TEXTO PROPORCIONADO:

_ _ _ _

El ojo público | Cosas que hacer en un periódico cuando estás muerto

Decía un famoso fotógrafo que, si lees muchos libros, te tragas muchas películas, visitas muchos museos y te empapas de vida, en tan sólo una tarde, él podría enseñarte a hacer fotos. Bueno, la cosa no es tan simple en realidad, pero sin duda, los tiros van por ahí
El ojo público | Cosas que hacer en un periódico cuando estás muerto
Javier Alborés

Hace un par de décadas, cuando entrabas en un periódico aquello era un pandemónium.

 

Una demencial vorágine de gritos, teléfonos chirriando sin descolgar, corrillos varios tendiendo al cachondeo y a la discusión, y una perenne nube de tabaco que lo envolvía todo como si fuese un puré de guisantes.

 

A día de hoy las redacciones han perdido ese toque silvestre y se han transformado en algo mucho más aséptico y pacífico, el griterío, la confusión y el caos, han dado paso al sutil y melódico tableteo de los dedos sobre los teclados de los ordenadores perfectamente alineados. Todo se ha vuelto tan extrañamente civilizado que incluso hay compañeros que te llaman la atención si levantas la voz. Y ni que decir tiene que a nadie se le ocurre guardar una petaca de whisky en el cajón, y las mesas lucen limpias, ordenadas y no hay ni una mota de polvo o suciedad sobre su superficie y ni una silla está fuera de su lugar. 

 

El periodismo y el periodista se han domesticado. Y en cierta manera, todos los problemas que arrastra la profesión, se reflejan en ese comportamiento, en esa transición de lo salvaje a lo refinado, que va en contra de la naturaleza misma del oficio.

 

Pero supongo que esa es otra historia.

 

El caso es que años atrás, el periodista y el fotógrafo de prensa convivían íntimamente una simbiosis. Eso permitía que las cosas fluyesen con tanta precisión, que cuando había talento y se lograba que hubiese una conexión intelectual y profesional entre ambas partes del binomio, las noticias, nutridas por la compenetración, crecían y se enriquecían de tal manera que incluso las más anecdóticas, adquirían nuevos prismas.

 

Ese tándem se fue diluyendo con el tiempo, y ahora sólo se observa de manera residual, en algunos ámbitos del periodismo. El más claro es el existente entre el cámara de televisión y el redactor de alcachofa, que, entre entradillas surrealistas, procelosos viajes en coche, comidas apresuradas y aguaceros varios, crean un vínculo que suele durar toda una vida, incluso más allá de la vida profesional.

_ _ _ _

REGISTROS DEL EJERCICIO:
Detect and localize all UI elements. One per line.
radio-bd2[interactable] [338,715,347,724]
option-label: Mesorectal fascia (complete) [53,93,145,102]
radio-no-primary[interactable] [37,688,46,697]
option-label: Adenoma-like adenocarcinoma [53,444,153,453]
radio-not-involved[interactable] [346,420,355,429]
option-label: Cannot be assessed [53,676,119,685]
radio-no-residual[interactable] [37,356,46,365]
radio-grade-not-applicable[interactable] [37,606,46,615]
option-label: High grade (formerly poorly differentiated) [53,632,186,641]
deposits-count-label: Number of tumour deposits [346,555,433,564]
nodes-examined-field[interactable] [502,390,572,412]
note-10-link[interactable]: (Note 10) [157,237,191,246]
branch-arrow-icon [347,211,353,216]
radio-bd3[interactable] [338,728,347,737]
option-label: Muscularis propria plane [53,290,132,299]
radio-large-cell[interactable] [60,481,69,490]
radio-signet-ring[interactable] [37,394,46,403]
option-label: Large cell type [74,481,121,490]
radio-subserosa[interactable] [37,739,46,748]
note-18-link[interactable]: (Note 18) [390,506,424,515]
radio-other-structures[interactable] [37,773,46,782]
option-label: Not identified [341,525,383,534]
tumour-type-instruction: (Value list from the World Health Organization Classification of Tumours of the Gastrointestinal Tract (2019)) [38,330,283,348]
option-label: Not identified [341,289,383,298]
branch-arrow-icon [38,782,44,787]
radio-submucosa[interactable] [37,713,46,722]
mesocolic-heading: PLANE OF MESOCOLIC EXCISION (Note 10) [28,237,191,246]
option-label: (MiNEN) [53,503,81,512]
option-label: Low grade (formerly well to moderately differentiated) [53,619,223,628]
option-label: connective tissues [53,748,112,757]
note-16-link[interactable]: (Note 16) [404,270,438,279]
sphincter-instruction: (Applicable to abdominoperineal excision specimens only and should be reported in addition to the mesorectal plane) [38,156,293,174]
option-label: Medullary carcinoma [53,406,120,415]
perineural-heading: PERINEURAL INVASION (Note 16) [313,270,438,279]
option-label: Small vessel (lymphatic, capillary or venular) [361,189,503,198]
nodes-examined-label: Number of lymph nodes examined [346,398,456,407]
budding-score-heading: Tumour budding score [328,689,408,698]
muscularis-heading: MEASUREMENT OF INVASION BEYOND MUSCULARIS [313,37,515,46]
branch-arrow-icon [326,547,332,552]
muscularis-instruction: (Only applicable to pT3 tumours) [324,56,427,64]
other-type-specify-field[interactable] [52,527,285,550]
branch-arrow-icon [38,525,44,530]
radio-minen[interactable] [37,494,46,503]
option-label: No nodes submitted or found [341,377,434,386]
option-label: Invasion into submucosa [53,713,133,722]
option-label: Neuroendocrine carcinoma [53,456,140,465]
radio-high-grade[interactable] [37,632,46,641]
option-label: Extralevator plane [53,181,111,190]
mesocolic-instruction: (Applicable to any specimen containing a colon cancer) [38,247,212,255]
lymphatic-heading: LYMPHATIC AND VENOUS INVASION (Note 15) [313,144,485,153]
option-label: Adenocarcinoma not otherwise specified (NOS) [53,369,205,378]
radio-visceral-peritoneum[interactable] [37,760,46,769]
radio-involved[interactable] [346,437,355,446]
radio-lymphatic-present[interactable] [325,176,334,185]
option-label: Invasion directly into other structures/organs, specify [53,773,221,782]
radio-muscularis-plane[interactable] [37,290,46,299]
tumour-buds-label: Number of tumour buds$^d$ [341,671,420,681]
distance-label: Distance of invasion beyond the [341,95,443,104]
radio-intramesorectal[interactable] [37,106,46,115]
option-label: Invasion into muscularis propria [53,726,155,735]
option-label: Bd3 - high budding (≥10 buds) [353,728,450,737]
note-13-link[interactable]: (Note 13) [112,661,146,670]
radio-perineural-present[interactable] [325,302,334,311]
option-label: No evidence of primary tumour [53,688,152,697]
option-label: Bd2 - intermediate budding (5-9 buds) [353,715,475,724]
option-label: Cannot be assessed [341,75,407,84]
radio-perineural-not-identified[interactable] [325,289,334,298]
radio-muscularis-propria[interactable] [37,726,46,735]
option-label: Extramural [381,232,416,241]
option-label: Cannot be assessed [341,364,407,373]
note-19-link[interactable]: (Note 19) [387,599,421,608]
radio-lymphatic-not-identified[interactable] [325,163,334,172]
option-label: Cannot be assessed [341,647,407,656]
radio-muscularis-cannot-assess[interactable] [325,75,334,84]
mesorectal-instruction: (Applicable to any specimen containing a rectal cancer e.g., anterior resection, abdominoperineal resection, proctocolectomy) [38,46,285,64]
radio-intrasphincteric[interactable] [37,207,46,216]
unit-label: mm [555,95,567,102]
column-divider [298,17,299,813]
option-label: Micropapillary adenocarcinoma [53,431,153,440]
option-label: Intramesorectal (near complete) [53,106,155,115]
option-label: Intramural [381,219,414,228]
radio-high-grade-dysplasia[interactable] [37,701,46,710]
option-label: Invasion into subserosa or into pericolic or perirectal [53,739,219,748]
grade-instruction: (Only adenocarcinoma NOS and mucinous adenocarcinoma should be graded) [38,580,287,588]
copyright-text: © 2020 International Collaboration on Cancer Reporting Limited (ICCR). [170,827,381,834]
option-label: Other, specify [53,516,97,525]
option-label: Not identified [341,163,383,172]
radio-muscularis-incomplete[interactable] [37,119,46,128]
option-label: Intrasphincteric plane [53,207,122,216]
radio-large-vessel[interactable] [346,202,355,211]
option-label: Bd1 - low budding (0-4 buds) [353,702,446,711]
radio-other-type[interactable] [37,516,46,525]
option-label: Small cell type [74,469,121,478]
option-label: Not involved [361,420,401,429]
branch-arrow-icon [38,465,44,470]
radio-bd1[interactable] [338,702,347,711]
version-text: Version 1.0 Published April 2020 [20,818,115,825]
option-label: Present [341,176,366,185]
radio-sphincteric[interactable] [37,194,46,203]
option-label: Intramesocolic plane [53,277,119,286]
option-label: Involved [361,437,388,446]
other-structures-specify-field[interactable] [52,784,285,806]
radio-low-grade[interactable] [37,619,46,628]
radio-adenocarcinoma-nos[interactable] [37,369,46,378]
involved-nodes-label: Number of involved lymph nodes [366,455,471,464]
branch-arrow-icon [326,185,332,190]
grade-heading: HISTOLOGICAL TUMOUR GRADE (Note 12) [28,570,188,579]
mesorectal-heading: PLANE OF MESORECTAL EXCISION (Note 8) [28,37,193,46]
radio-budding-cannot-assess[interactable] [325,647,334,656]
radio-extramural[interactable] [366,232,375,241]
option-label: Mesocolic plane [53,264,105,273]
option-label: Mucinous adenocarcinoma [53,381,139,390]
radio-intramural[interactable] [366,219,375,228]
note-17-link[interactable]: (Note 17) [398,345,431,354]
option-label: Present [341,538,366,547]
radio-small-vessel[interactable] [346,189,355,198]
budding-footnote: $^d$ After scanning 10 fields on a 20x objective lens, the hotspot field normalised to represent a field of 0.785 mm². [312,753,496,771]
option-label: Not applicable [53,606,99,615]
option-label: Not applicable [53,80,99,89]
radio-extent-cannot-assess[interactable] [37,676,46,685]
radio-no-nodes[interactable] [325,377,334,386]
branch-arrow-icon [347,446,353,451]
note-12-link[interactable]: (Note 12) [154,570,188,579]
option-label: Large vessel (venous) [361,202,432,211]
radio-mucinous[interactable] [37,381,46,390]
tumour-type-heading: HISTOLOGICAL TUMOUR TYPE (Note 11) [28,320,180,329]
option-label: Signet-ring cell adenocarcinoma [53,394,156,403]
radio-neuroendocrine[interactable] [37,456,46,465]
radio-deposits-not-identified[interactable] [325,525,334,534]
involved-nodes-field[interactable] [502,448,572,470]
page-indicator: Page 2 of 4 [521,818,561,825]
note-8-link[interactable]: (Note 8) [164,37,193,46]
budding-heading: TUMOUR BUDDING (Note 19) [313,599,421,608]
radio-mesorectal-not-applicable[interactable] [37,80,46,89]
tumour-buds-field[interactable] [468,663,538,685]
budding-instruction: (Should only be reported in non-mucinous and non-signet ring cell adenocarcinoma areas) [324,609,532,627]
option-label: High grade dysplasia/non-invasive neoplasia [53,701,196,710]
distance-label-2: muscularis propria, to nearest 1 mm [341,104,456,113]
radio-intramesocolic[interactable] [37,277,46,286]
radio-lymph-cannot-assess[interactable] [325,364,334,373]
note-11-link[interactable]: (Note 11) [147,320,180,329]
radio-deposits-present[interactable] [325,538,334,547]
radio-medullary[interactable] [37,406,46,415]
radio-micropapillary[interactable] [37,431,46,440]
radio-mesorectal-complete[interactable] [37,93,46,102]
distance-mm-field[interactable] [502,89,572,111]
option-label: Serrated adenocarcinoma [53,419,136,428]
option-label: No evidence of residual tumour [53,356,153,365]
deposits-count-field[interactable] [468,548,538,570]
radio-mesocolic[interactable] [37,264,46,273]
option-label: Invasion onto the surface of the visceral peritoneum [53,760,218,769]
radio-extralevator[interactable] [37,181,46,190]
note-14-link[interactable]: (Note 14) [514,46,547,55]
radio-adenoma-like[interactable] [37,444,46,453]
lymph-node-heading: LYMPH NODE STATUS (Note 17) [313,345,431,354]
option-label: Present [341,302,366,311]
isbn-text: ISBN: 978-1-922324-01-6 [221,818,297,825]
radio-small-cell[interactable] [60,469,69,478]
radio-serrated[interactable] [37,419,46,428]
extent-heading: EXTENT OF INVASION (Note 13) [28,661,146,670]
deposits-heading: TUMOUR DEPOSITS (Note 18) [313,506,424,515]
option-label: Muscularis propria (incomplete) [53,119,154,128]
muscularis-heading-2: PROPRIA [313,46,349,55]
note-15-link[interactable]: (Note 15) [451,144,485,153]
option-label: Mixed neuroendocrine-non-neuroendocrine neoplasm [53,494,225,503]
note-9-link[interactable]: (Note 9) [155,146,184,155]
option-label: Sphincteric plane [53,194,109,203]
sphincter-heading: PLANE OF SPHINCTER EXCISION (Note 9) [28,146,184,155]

_ _ _ _

CONJUNTO DE TAREAS:
(1) En el texto sobre las redacciones de periódico, ¿qué pareja de profesionales mantiene todavía un vínculo que suele durar toda una vida?
(2) Presenta como lista numerada las líneas de los registros que van desde su comienzo hasta la línea que contiene "radio-bd3[interactable] [338,728,347,737]", ambas incluidas.
El texto y los registros no tienen relación entre sí.

RESULTADOS DE TAREAS:
(1) El cámara de televisión y el redactor de alcachofa.

(2)
1. Detect and localize all UI elements. One per line.
2. radio-bd2[interactable] [338,715,347,724]
3. option-label: Mesorectal fascia (complete) [53,93,145,102]
4. radio-no-primary[interactable] [37,688,46,697]
5. option-label: Adenoma-like adenocarcinoma [53,444,153,453]
6. radio-not-involved[interactable] [346,420,355,429]
7. option-label: Cannot be assessed [53,676,119,685]
8. radio-no-residual[interactable] [37,356,46,365]
9. radio-grade-not-applicable[interactable] [37,606,46,615]
10. option-label: High grade (formerly poorly differentiated) [53,632,186,641]
11. deposits-count-label: Number of tumour deposits [346,555,433,564]
12. nodes-examined-field[interactable] [502,390,572,412]
13. note-10-link[interactable]: (Note 10) [157,237,191,246]
14. branch-arrow-icon [347,211,353,216]
15. radio-bd3[interactable] [338,728,347,737]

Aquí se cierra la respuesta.